==== Raw data

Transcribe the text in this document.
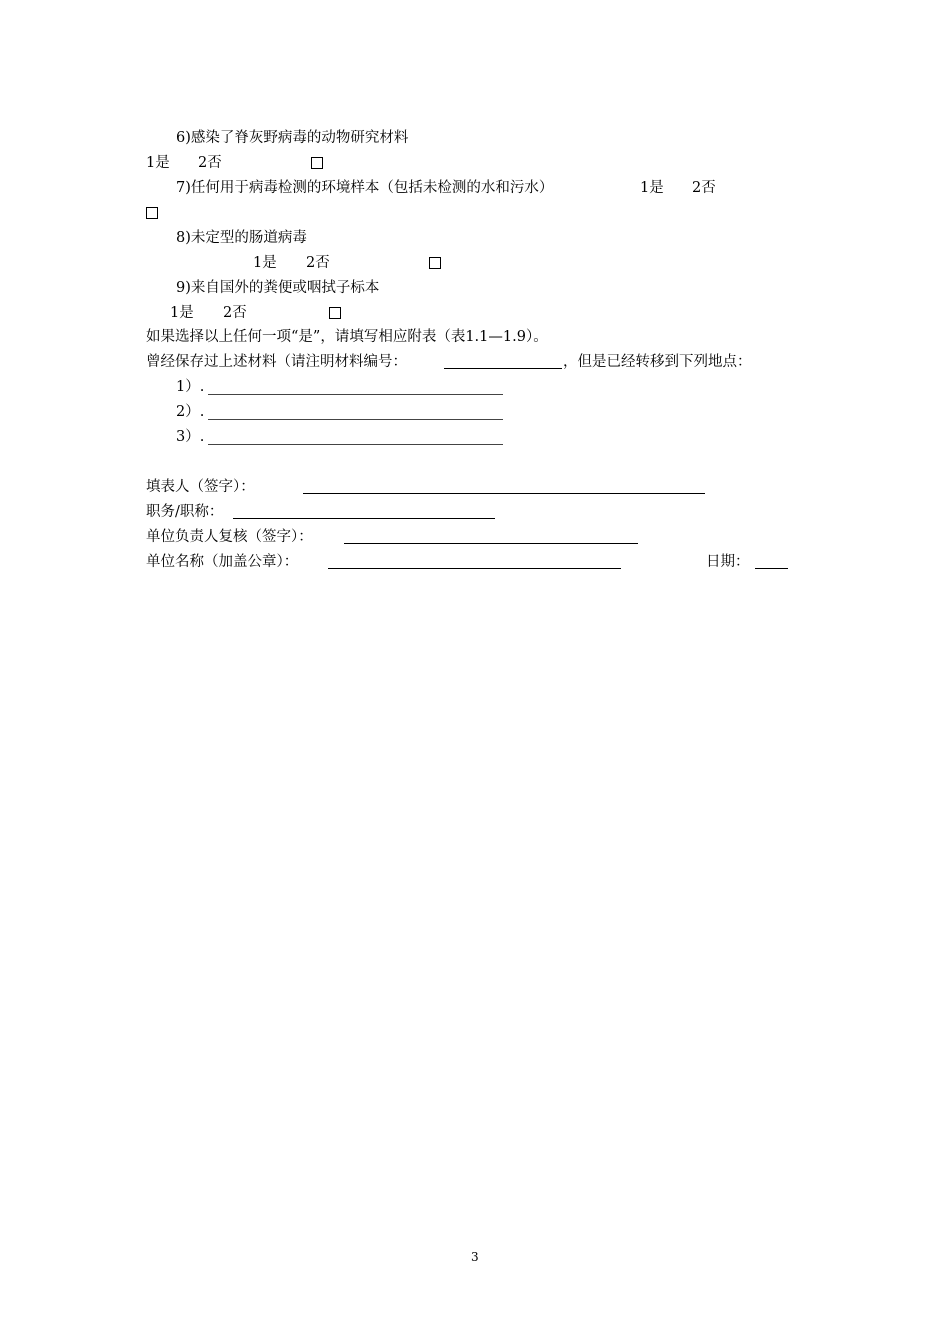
6)感染了脊灰野病毒的动物研究材料
1是 2否
7)任何用于病毒检测的环境样本（包括未检测的水和污水）	1是 2否
8)未定型的肠道病毒
1是 2否
9)来自国外的粪便或咽拭子标本
1是 2否
如果选择以上任何一项“是”，请填写相应附表（表1.1—1.9）。
曾经保存过上述材料（请注明材料编号：	，但是已经转移到下列地点：
1）.
2）.
3）.
填表人（签字）：
职务/职称：
单位负责人复核（签字）：
单位名称（加盖公章）：	日期：
3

========

Transcribe each entry precisely as given, leaving the pictures out.

Transcribe the text in this document.
6)感染了脊灰野病毒的动物研究材料
1是 2否
7)任何用于病毒检测的环境样本（包括未检测的水和污水）	1是 2否
8)未定型的肠道病毒
1是 2否
9)来自国外的粪便或咽拭子标本
1是 2否
如果选择以上任何一项“是”，请填写相应附表（表1.1—1.9）。
曾经保存过上述材料（请注明材料编号：	，但是已经转移到下列地点：
1）.
2）.
3）.
填表人（签字）：
职务/职称：
单位负责人复核（签字）：
单位名称（加盖公章）：	日期：
3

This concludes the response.